## To be done:
Write out the full listing exactly as given, minus the images.

## Begin Working data

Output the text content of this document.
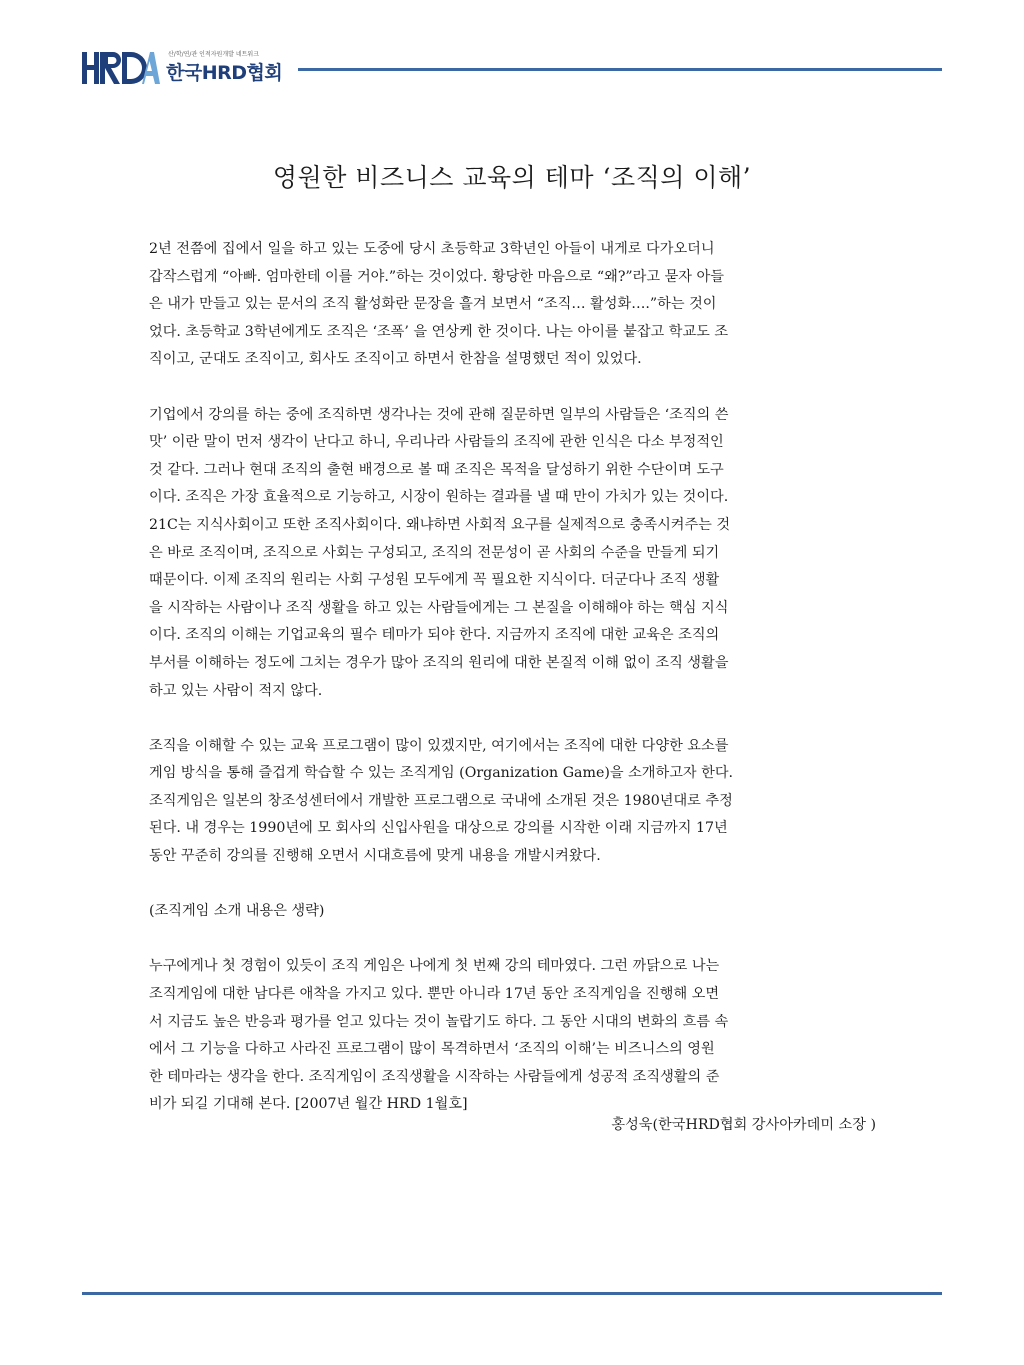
산/학/연/관 인적자원개발 네트워크
한국HRD협회
영원한 비즈니스 교육의 테마 ‘조직의 이해’

2년 전쯤에 집에서 일을 하고 있는 도중에 당시 초등학교 3학년인 아들이 내게로 다가오더니
갑작스럽게 “아빠. 엄마한테 이를 거야.”하는 것이었다. 황당한 마음으로 “왜?”라고 묻자 아들
은 내가 만들고 있는 문서의 조직 활성화란 문장을 흘겨 보면서 “조직… 활성화….”하는 것이
었다. 초등학교 3학년에게도 조직은 ‘조폭’ 을 연상케 한 것이다. 나는 아이를 붙잡고 학교도 조
직이고, 군대도 조직이고, 회사도 조직이고 하면서 한참을 설명했던 적이 있었다.

기업에서 강의를 하는 중에 조직하면 생각나는 것에 관해 질문하면 일부의 사람들은 ‘조직의 쓴
맛’ 이란 말이 먼저 생각이 난다고 하니, 우리나라 사람들의 조직에 관한 인식은 다소 부정적인
것 같다. 그러나 현대 조직의 출현 배경으로 볼 때 조직은 목적을 달성하기 위한 수단이며 도구
이다. 조직은 가장 효율적으로 기능하고, 시장이 원하는 결과를 낼 때 만이 가치가 있는 것이다.
21C는 지식사회이고 또한 조직사회이다. 왜냐하면 사회적 요구를 실제적으로 충족시켜주는 것
은 바로 조직이며, 조직으로 사회는 구성되고, 조직의 전문성이 곧 사회의 수준을 만들게 되기
때문이다. 이제 조직의 원리는 사회 구성원 모두에게 꼭 필요한 지식이다. 더군다나 조직 생활
을 시작하는 사람이나 조직 생활을 하고 있는 사람들에게는 그 본질을 이해해야 하는 핵심 지식
이다. 조직의 이해는 기업교육의 필수 테마가 되야 한다. 지금까지 조직에 대한 교육은 조직의
부서를 이해하는 정도에 그치는 경우가 많아 조직의 원리에 대한 본질적 이해 없이 조직 생활을
하고 있는 사람이 적지 않다.

조직을 이해할 수 있는 교육 프로그램이 많이 있겠지만, 여기에서는 조직에 대한 다양한 요소를
게임 방식을 통해 즐겁게 학습할 수 있는 조직게임 (Organization Game)을 소개하고자 한다.
조직게임은 일본의 창조성센터에서 개발한 프로그램으로 국내에 소개된 것은 1980년대로 추정
된다. 내 경우는 1990년에 모 회사의 신입사원을 대상으로 강의를 시작한 이래 지금까지 17년
동안 꾸준히 강의를 진행해 오면서 시대흐름에 맞게 내용을 개발시켜왔다.

(조직게임 소개 내용은 생략)

누구에게나 첫 경험이 있듯이 조직 게임은 나에게 첫 번째 강의 테마였다. 그런 까닭으로 나는
조직게임에 대한 남다른 애착을 가지고 있다. 뿐만 아니라 17년 동안 조직게임을 진행해 오면
서 지금도 높은 반응과 평가를 얻고 있다는 것이 놀랍기도 하다. 그 동안 시대의 변화의 흐름 속
에서 그 기능을 다하고 사라진 프로그램이 많이 목격하면서 ‘조직의 이해’는 비즈니스의 영원
한 테마라는 생각을 한다. 조직게임이 조직생활을 시작하는 사람들에게 성공적 조직생활의 준
비가 되길 기대해 본다. [2007년 월간 HRD 1월호]

홍성욱(한국HRD협회 강사아카데미 소장 )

## End Working data

## Task result:
Output the text content of this document.
산/학/연/관 인적자원개발 네트워크
한국HRD협회
영원한 비즈니스 교육의 테마 ‘조직의 이해’

2년 전쯤에 집에서 일을 하고 있는 도중에 당시 초등학교 3학년인 아들이 내게로 다가오더니
갑작스럽게 “아빠. 엄마한테 이를 거야.”하는 것이었다. 황당한 마음으로 “왜?”라고 묻자 아들
은 내가 만들고 있는 문서의 조직 활성화란 문장을 흘겨 보면서 “조직… 활성화….”하는 것이
었다. 초등학교 3학년에게도 조직은 ‘조폭’ 을 연상케 한 것이다. 나는 아이를 붙잡고 학교도 조
직이고, 군대도 조직이고, 회사도 조직이고 하면서 한참을 설명했던 적이 있었다.

기업에서 강의를 하는 중에 조직하면 생각나는 것에 관해 질문하면 일부의 사람들은 ‘조직의 쓴
맛’ 이란 말이 먼저 생각이 난다고 하니, 우리나라 사람들의 조직에 관한 인식은 다소 부정적인
것 같다. 그러나 현대 조직의 출현 배경으로 볼 때 조직은 목적을 달성하기 위한 수단이며 도구
이다. 조직은 가장 효율적으로 기능하고, 시장이 원하는 결과를 낼 때 만이 가치가 있는 것이다.
21C는 지식사회이고 또한 조직사회이다. 왜냐하면 사회적 요구를 실제적으로 충족시켜주는 것
은 바로 조직이며, 조직으로 사회는 구성되고, 조직의 전문성이 곧 사회의 수준을 만들게 되기
때문이다. 이제 조직의 원리는 사회 구성원 모두에게 꼭 필요한 지식이다. 더군다나 조직 생활
을 시작하는 사람이나 조직 생활을 하고 있는 사람들에게는 그 본질을 이해해야 하는 핵심 지식
이다. 조직의 이해는 기업교육의 필수 테마가 되야 한다. 지금까지 조직에 대한 교육은 조직의
부서를 이해하는 정도에 그치는 경우가 많아 조직의 원리에 대한 본질적 이해 없이 조직 생활을
하고 있는 사람이 적지 않다.

조직을 이해할 수 있는 교육 프로그램이 많이 있겠지만, 여기에서는 조직에 대한 다양한 요소를
게임 방식을 통해 즐겁게 학습할 수 있는 조직게임 (Organization Game)을 소개하고자 한다.
조직게임은 일본의 창조성센터에서 개발한 프로그램으로 국내에 소개된 것은 1980년대로 추정
된다. 내 경우는 1990년에 모 회사의 신입사원을 대상으로 강의를 시작한 이래 지금까지 17년
동안 꾸준히 강의를 진행해 오면서 시대흐름에 맞게 내용을 개발시켜왔다.

(조직게임 소개 내용은 생략)

누구에게나 첫 경험이 있듯이 조직 게임은 나에게 첫 번째 강의 테마였다. 그런 까닭으로 나는
조직게임에 대한 남다른 애착을 가지고 있다. 뿐만 아니라 17년 동안 조직게임을 진행해 오면
서 지금도 높은 반응과 평가를 얻고 있다는 것이 놀랍기도 하다. 그 동안 시대의 변화의 흐름 속
에서 그 기능을 다하고 사라진 프로그램이 많이 목격하면서 ‘조직의 이해’는 비즈니스의 영원
한 테마라는 생각을 한다. 조직게임이 조직생활을 시작하는 사람들에게 성공적 조직생활의 준
비가 되길 기대해 본다. [2007년 월간 HRD 1월호]

홍성욱(한국HRD협회 강사아카데미 소장 )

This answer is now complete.